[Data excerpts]
•••••

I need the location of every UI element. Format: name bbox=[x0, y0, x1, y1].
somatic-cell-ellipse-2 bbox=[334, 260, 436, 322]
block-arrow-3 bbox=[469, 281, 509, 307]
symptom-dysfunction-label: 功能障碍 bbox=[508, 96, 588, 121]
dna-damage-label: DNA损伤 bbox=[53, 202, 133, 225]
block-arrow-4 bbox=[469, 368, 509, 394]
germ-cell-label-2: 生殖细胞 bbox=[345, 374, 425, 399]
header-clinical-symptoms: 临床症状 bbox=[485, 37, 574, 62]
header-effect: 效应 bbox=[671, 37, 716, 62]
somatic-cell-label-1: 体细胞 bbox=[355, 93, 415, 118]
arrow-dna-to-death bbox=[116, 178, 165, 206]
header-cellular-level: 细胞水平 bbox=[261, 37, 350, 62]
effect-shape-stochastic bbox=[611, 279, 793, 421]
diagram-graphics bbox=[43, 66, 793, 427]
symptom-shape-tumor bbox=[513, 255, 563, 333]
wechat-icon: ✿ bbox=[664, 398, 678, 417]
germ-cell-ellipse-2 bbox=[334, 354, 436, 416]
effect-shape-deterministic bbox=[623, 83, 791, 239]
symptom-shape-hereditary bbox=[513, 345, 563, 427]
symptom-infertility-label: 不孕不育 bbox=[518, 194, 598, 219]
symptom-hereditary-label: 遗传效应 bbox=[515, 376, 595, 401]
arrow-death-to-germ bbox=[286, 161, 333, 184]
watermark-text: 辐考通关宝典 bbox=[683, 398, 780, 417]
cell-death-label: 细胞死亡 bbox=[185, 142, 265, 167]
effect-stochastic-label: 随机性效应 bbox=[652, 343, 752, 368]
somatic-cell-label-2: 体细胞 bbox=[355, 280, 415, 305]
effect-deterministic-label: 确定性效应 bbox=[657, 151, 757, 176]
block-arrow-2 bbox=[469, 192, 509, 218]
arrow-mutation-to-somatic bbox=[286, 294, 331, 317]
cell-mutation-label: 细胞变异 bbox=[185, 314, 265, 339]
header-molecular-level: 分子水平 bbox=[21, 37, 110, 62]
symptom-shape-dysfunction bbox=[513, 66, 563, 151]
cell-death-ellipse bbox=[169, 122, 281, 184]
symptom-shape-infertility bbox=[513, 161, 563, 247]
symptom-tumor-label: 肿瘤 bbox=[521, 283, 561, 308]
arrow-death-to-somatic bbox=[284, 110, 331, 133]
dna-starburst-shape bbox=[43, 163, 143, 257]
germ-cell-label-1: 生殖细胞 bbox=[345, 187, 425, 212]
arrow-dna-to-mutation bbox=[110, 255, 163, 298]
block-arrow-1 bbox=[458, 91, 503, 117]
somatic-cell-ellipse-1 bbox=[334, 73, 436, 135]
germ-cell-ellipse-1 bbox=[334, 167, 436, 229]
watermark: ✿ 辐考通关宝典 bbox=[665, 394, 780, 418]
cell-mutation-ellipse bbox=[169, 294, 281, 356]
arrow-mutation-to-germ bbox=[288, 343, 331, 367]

•••••

Retype the records above exactly, so that no line differs from its source.

• RESPONSE TO THIS TASK:
I need the location of every UI element. Format: name bbox=[x0, y0, x1, y1].
somatic-cell-ellipse-2 bbox=[334, 260, 436, 322]
block-arrow-3 bbox=[469, 281, 509, 307]
symptom-dysfunction-label: 功能障碍 bbox=[508, 96, 588, 121]
dna-damage-label: DNA损伤 bbox=[53, 202, 133, 225]
block-arrow-4 bbox=[469, 368, 509, 394]
germ-cell-label-2: 生殖细胞 bbox=[345, 374, 425, 399]
header-clinical-symptoms: 临床症状 bbox=[485, 37, 574, 62]
header-effect: 效应 bbox=[671, 37, 716, 62]
somatic-cell-label-1: 体细胞 bbox=[355, 93, 415, 118]
arrow-dna-to-death bbox=[116, 178, 165, 206]
header-cellular-level: 细胞水平 bbox=[261, 37, 350, 62]
effect-shape-stochastic bbox=[611, 279, 793, 421]
diagram-graphics bbox=[43, 66, 793, 427]
symptom-shape-tumor bbox=[513, 255, 563, 333]
wechat-icon: ✿ bbox=[664, 398, 678, 417]
germ-cell-ellipse-2 bbox=[334, 354, 436, 416]
effect-shape-deterministic bbox=[623, 83, 791, 239]
symptom-shape-hereditary bbox=[513, 345, 563, 427]
symptom-infertility-label: 不孕不育 bbox=[518, 194, 598, 219]
symptom-hereditary-label: 遗传效应 bbox=[515, 376, 595, 401]
arrow-death-to-germ bbox=[286, 161, 333, 184]
watermark-text: 辐考通关宝典 bbox=[683, 398, 780, 417]
cell-death-label: 细胞死亡 bbox=[185, 142, 265, 167]
effect-stochastic-label: 随机性效应 bbox=[652, 343, 752, 368]
somatic-cell-label-2: 体细胞 bbox=[355, 280, 415, 305]
effect-deterministic-label: 确定性效应 bbox=[657, 151, 757, 176]
block-arrow-2 bbox=[469, 192, 509, 218]
arrow-mutation-to-somatic bbox=[286, 294, 331, 317]
cell-mutation-label: 细胞变异 bbox=[185, 314, 265, 339]
header-molecular-level: 分子水平 bbox=[21, 37, 110, 62]
symptom-shape-dysfunction bbox=[513, 66, 563, 151]
cell-death-ellipse bbox=[169, 122, 281, 184]
symptom-shape-infertility bbox=[513, 161, 563, 247]
symptom-tumor-label: 肿瘤 bbox=[521, 283, 561, 308]
arrow-death-to-somatic bbox=[284, 110, 331, 133]
dna-starburst-shape bbox=[43, 163, 143, 257]
germ-cell-label-1: 生殖细胞 bbox=[345, 187, 425, 212]
arrow-dna-to-mutation bbox=[110, 255, 163, 298]
block-arrow-1 bbox=[458, 91, 503, 117]
somatic-cell-ellipse-1 bbox=[334, 73, 436, 135]
germ-cell-ellipse-1 bbox=[334, 167, 436, 229]
watermark: ✿ 辐考通关宝典 bbox=[665, 394, 780, 418]
cell-mutation-ellipse bbox=[169, 294, 281, 356]
arrow-mutation-to-germ bbox=[288, 343, 331, 367]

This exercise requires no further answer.